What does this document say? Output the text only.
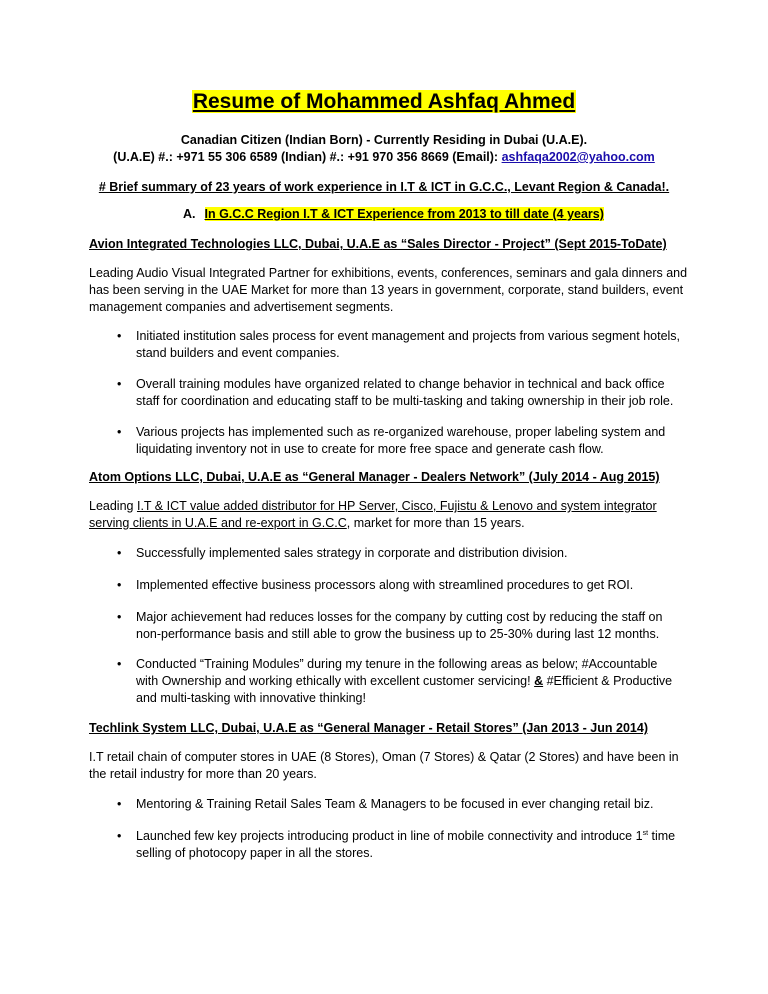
Resume of Mohammed Ashfaq Ahmed
Canadian Citizen (Indian Born) - Currently Residing in Dubai (U.A.E).
(U.A.E) #.: +971 55 306 6589 (Indian) #.: +91 970 356 8669 (Email): ashfaqa2002@yahoo.com
# Brief summary of 23 years of work experience in I.T & ICT in G.C.C., Levant Region & Canada!.
A. In G.C.C Region I.T & ICT Experience from 2013 to till date (4 years)
Avion Integrated Technologies LLC, Dubai, U.A.E as “Sales Director - Project” (Sept 2015-ToDate)
Leading Audio Visual Integrated Partner for exhibitions, events, conferences, seminars and gala dinners and has been serving in the UAE Market for more than 13 years in government, corporate, stand builders, event management companies and advertisement segments.
• Initiated institution sales process for event management and projects from various segment hotels, stand builders and event companies.
• Overall training modules have organized related to change behavior in technical and back office staff for coordination and educating staff to be multi-tasking and taking ownership in their job role.
• Various projects has implemented such as re-organized warehouse, proper labeling system and liquidating inventory not in use to create for more free space and generate cash flow.
Atom Options LLC, Dubai, U.A.E as “General Manager - Dealers Network” (July 2014 - Aug 2015)
Leading I.T & ICT value added distributor for HP Server, Cisco, Fujistu & Lenovo and system integrator serving clients in U.A.E and re-export in G.C.C, market for more than 15 years.
• Successfully implemented sales strategy in corporate and distribution division.
• Implemented effective business processors along with streamlined procedures to get ROI.
• Major achievement had reduces losses for the company by cutting cost by reducing the staff on non-performance basis and still able to grow the business up to 25-30% during last 12 months.
• Conducted “Training Modules” during my tenure in the following areas as below; #Accountable with Ownership and working ethically with excellent customer servicing! & #Efficient & Productive and multi-tasking with innovative thinking!
Techlink System LLC, Dubai, U.A.E as “General Manager - Retail Stores” (Jan 2013 - Jun 2014)
I.T retail chain of computer stores in UAE (8 Stores), Oman (7 Stores) & Qatar (2 Stores) and have been in the retail industry for more than 20 years.
• Mentoring & Training Retail Sales Team & Managers to be focused in ever changing retail biz.
• Launched few key projects introducing product in line of mobile connectivity and introduce 1st time selling of photocopy paper in all the stores.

THE PROBLEM: Output nothing but the number of lines in the data containing the string "have".

TASK SOLUTION: 2